» **What to produce**
Copy every record below, exactly as written.

** START Stored records **

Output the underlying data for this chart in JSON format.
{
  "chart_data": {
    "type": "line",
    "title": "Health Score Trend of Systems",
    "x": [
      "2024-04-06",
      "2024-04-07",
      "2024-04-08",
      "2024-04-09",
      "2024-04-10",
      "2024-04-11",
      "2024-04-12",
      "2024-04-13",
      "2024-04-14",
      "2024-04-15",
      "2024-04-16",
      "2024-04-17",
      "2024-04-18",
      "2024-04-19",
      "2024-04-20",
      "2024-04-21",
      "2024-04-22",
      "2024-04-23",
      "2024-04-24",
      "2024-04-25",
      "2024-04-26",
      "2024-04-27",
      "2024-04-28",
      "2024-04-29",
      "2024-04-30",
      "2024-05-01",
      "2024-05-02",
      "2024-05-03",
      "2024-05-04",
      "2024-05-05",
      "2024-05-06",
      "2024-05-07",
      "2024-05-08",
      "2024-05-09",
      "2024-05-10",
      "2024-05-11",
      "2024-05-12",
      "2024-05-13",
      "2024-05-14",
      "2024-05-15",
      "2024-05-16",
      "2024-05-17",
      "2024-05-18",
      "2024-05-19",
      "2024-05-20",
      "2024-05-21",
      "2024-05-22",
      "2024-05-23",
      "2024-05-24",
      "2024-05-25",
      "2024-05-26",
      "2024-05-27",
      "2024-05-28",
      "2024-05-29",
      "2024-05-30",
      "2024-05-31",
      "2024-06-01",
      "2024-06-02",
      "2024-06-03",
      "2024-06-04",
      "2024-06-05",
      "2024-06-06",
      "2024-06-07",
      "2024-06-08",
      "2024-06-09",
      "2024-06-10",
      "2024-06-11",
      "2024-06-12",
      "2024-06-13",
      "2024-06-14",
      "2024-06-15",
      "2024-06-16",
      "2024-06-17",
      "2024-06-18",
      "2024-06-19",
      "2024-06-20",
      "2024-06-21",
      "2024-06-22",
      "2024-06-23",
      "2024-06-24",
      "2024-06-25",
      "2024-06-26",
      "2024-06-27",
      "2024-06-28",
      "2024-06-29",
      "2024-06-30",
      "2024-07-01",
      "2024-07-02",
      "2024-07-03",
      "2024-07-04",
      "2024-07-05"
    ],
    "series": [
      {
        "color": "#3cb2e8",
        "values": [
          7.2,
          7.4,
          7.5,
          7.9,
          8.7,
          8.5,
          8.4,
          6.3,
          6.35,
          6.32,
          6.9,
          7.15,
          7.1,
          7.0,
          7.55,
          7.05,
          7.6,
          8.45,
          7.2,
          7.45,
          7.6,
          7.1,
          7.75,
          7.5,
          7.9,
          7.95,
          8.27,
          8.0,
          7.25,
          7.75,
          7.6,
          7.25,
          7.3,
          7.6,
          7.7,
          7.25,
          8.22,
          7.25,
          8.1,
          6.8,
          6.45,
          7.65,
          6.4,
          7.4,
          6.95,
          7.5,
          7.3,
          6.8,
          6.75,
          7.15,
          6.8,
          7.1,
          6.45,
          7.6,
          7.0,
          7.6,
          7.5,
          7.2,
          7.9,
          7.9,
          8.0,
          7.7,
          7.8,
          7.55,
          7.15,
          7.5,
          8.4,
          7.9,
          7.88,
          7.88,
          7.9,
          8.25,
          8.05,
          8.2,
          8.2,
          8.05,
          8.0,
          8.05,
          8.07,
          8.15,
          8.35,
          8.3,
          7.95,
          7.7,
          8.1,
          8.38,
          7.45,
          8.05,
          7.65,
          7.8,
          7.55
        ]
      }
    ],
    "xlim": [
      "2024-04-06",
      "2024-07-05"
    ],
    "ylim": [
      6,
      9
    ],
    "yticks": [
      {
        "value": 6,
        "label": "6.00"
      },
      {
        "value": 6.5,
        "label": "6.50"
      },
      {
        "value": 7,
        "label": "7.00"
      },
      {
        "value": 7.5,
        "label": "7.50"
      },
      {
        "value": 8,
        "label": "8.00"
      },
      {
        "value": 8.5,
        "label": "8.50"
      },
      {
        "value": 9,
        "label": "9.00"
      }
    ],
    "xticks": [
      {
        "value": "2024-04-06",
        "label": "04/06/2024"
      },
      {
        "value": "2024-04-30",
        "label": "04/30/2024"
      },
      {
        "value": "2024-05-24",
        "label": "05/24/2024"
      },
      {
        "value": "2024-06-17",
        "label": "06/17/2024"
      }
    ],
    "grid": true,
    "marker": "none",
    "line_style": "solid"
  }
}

** END Stored records **

» **Task answer**
Output the underlying data for this chart in JSON format.
{
  "chart_data": {
    "type": "line",
    "title": "Health Score Trend of Systems",
    "x": [
      "2024-04-06",
      "2024-04-07",
      "2024-04-08",
      "2024-04-09",
      "2024-04-10",
      "2024-04-11",
      "2024-04-12",
      "2024-04-13",
      "2024-04-14",
      "2024-04-15",
      "2024-04-16",
      "2024-04-17",
      "2024-04-18",
      "2024-04-19",
      "2024-04-20",
      "2024-04-21",
      "2024-04-22",
      "2024-04-23",
      "2024-04-24",
      "2024-04-25",
      "2024-04-26",
      "2024-04-27",
      "2024-04-28",
      "2024-04-29",
      "2024-04-30",
      "2024-05-01",
      "2024-05-02",
      "2024-05-03",
      "2024-05-04",
      "2024-05-05",
      "2024-05-06",
      "2024-05-07",
      "2024-05-08",
      "2024-05-09",
      "2024-05-10",
      "2024-05-11",
      "2024-05-12",
      "2024-05-13",
      "2024-05-14",
      "2024-05-15",
      "2024-05-16",
      "2024-05-17",
      "2024-05-18",
      "2024-05-19",
      "2024-05-20",
      "2024-05-21",
      "2024-05-22",
      "2024-05-23",
      "2024-05-24",
      "2024-05-25",
      "2024-05-26",
      "2024-05-27",
      "2024-05-28",
      "2024-05-29",
      "2024-05-30",
      "2024-05-31",
      "2024-06-01",
      "2024-06-02",
      "2024-06-03",
      "2024-06-04",
      "2024-06-05",
      "2024-06-06",
      "2024-06-07",
      "2024-06-08",
      "2024-06-09",
      "2024-06-10",
      "2024-06-11",
      "2024-06-12",
      "2024-06-13",
      "2024-06-14",
      "2024-06-15",
      "2024-06-16",
      "2024-06-17",
      "2024-06-18",
      "2024-06-19",
      "2024-06-20",
      "2024-06-21",
      "2024-06-22",
      "2024-06-23",
      "2024-06-24",
      "2024-06-25",
      "2024-06-26",
      "2024-06-27",
      "2024-06-28",
      "2024-06-29",
      "2024-06-30",
      "2024-07-01",
      "2024-07-02",
      "2024-07-03",
      "2024-07-04",
      "2024-07-05"
    ],
    "series": [
      {
        "color": "#3cb2e8",
        "values": [
          7.2,
          7.4,
          7.5,
          7.9,
          8.7,
          8.5,
          8.4,
          6.3,
          6.35,
          6.32,
          6.9,
          7.15,
          7.1,
          7.0,
          7.55,
          7.05,
          7.6,
          8.45,
          7.2,
          7.45,
          7.6,
          7.1,
          7.75,
          7.5,
          7.9,
          7.95,
          8.27,
          8.0,
          7.25,
          7.75,
          7.6,
          7.25,
          7.3,
          7.6,
          7.7,
          7.25,
          8.22,
          7.25,
          8.1,
          6.8,
          6.45,
          7.65,
          6.4,
          7.4,
          6.95,
          7.5,
          7.3,
          6.8,
          6.75,
          7.15,
          6.8,
          7.1,
          6.45,
          7.6,
          7.0,
          7.6,
          7.5,
          7.2,
          7.9,
          7.9,
          8.0,
          7.7,
          7.8,
          7.55,
          7.15,
          7.5,
          8.4,
          7.9,
          7.88,
          7.88,
          7.9,
          8.25,
          8.05,
          8.2,
          8.2,
          8.05,
          8.0,
          8.05,
          8.07,
          8.15,
          8.35,
          8.3,
          7.95,
          7.7,
          8.1,
          8.38,
          7.45,
          8.05,
          7.65,
          7.8,
          7.55
        ]
      }
    ],
    "xlim": [
      "2024-04-06",
      "2024-07-05"
    ],
    "ylim": [
      6,
      9
    ],
    "yticks": [
      {
        "value": 6,
        "label": "6.00"
      },
      {
        "value": 6.5,
        "label": "6.50"
      },
      {
        "value": 7,
        "label": "7.00"
      },
      {
        "value": 7.5,
        "label": "7.50"
      },
      {
        "value": 8,
        "label": "8.00"
      },
      {
        "value": 8.5,
        "label": "8.50"
      },
      {
        "value": 9,
        "label": "9.00"
      }
    ],
    "xticks": [
      {
        "value": "2024-04-06",
        "label": "04/06/2024"
      },
      {
        "value": "2024-04-30",
        "label": "04/30/2024"
      },
      {
        "value": "2024-05-24",
        "label": "05/24/2024"
      },
      {
        "value": "2024-06-17",
        "label": "06/17/2024"
      }
    ],
    "grid": true,
    "marker": "none",
    "line_style": "solid"
  }
}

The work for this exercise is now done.